[START Material]

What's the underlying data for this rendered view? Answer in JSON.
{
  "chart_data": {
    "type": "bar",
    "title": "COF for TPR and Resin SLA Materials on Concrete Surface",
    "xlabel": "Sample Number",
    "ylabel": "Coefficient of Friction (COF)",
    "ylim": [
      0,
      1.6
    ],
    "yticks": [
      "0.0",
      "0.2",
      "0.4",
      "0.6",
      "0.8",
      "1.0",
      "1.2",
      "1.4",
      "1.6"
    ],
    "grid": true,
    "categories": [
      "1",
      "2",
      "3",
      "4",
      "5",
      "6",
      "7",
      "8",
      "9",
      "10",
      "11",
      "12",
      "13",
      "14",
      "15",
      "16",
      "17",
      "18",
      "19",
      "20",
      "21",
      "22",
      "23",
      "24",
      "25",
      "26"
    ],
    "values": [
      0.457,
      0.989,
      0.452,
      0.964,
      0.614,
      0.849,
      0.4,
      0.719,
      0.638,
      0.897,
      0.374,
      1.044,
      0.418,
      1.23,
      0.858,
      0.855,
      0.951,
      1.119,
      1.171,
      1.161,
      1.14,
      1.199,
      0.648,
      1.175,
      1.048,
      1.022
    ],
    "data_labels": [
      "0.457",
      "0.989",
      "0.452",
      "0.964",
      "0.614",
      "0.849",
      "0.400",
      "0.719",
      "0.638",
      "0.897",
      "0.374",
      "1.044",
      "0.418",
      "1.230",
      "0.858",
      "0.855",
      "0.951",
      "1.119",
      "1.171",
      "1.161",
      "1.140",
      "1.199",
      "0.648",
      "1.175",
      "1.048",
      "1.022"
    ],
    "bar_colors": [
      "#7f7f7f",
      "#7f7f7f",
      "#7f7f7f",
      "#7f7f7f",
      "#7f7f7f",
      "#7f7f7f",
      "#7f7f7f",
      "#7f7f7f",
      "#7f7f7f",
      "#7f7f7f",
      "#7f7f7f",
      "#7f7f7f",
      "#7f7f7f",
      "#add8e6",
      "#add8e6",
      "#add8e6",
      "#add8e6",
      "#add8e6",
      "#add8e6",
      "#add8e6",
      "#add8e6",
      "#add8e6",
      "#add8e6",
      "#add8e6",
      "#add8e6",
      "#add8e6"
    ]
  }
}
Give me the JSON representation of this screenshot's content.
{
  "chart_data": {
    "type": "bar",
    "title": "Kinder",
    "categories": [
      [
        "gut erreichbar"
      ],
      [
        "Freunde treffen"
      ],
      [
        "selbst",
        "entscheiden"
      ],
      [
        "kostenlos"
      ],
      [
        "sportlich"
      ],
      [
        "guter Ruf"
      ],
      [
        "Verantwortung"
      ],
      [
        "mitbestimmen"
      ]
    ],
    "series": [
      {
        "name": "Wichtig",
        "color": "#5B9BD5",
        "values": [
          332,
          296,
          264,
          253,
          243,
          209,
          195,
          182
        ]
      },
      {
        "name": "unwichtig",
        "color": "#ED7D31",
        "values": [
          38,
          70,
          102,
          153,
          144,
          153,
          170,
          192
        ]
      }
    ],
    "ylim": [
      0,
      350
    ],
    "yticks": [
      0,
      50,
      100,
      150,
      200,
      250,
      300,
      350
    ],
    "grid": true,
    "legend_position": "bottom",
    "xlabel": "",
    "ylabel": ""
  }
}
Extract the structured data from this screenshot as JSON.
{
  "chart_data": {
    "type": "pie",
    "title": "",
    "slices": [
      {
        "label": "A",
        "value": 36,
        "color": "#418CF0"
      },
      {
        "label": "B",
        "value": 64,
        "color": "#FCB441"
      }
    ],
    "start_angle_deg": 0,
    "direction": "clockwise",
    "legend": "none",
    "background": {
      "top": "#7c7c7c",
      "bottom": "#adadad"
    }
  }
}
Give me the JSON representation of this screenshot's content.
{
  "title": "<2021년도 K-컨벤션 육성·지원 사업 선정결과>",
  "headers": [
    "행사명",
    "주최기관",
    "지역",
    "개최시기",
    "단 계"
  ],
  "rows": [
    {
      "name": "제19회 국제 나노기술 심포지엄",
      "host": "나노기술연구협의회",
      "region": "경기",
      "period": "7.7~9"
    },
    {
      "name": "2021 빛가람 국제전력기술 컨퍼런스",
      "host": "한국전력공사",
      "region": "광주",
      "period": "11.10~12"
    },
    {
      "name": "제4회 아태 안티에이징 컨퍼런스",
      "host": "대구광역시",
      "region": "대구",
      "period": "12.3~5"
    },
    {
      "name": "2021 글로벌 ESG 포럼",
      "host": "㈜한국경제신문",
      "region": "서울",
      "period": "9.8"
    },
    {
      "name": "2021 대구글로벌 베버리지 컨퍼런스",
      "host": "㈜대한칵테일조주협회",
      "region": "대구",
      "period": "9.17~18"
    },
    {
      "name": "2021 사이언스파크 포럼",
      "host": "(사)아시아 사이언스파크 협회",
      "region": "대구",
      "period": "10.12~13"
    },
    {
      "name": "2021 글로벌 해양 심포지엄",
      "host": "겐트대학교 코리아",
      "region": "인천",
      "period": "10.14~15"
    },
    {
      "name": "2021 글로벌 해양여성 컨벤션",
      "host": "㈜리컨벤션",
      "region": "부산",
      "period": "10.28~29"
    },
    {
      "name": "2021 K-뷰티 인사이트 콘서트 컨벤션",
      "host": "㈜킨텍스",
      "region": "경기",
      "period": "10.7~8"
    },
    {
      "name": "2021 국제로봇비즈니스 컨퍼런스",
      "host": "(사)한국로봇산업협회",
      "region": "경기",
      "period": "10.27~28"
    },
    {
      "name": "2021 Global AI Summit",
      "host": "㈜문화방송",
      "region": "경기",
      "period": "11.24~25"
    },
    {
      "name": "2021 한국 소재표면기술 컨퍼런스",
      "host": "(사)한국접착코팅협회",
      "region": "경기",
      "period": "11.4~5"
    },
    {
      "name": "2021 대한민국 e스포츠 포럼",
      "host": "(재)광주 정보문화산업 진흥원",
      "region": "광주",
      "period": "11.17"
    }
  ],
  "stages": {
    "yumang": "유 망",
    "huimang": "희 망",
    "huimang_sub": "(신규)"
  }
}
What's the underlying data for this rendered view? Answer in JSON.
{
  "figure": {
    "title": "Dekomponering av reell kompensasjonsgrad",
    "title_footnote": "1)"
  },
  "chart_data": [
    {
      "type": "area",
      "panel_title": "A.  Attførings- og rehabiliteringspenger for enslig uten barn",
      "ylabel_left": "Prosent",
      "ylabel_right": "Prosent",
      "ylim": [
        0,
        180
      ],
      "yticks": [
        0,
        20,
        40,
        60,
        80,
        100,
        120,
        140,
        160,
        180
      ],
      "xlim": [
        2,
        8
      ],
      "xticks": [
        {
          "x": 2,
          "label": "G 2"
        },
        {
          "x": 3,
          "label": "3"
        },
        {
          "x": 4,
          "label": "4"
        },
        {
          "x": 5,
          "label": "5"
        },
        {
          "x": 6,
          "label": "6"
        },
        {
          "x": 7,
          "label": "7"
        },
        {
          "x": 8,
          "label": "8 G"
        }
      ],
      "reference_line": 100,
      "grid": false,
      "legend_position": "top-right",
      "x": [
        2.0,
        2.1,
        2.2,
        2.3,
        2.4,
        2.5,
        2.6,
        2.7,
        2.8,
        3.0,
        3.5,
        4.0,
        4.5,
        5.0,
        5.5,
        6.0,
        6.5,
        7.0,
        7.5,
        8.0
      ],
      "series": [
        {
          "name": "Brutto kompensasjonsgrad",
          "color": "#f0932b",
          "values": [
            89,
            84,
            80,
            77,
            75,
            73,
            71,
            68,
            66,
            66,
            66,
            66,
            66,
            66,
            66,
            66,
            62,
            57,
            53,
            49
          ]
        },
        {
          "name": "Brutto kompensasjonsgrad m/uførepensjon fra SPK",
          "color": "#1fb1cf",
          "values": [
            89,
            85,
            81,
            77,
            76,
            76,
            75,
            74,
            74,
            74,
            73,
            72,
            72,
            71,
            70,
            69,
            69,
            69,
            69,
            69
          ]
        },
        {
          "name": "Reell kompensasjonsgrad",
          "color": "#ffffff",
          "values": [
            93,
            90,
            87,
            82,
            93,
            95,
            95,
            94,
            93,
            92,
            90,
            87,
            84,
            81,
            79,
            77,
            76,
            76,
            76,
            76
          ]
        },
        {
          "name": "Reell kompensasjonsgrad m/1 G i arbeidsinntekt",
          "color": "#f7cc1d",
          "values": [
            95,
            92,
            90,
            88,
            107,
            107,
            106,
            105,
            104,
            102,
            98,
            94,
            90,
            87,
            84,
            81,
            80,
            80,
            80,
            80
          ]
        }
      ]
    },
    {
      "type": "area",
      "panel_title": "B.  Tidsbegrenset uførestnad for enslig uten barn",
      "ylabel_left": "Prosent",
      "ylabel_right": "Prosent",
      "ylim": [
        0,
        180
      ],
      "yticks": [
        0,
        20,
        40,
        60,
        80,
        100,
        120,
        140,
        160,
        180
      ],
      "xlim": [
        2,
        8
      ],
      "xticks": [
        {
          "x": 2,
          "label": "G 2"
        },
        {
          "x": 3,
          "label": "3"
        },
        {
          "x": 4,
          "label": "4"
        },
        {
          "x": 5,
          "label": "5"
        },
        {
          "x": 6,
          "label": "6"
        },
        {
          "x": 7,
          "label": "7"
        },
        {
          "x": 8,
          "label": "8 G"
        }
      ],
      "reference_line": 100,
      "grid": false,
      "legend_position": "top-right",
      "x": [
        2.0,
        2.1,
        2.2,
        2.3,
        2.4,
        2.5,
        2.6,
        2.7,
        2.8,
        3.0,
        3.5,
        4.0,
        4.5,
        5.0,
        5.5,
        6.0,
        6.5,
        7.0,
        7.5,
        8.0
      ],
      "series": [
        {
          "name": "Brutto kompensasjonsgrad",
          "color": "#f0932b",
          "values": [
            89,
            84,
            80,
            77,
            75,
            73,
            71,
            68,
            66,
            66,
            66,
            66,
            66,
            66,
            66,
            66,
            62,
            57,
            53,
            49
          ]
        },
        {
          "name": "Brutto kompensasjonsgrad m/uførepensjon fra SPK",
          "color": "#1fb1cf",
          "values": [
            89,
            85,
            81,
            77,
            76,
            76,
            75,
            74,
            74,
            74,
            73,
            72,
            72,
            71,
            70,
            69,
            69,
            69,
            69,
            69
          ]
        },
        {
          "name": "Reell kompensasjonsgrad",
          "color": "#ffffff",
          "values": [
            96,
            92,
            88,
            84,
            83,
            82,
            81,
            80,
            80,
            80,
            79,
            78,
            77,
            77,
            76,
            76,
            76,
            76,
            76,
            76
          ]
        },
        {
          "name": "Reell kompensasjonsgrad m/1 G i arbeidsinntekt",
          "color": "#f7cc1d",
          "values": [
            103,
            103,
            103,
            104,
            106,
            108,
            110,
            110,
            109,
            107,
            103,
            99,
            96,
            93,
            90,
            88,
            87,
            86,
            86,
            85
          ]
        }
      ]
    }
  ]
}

[END Material]

Which lines hold the string "심포지엄"? Copy all of them from the data above.

Answer for the task —
      "name": "제19회 국제 나노기술 심포지엄",
      "name": "2021 글로벌 해양 심포지엄",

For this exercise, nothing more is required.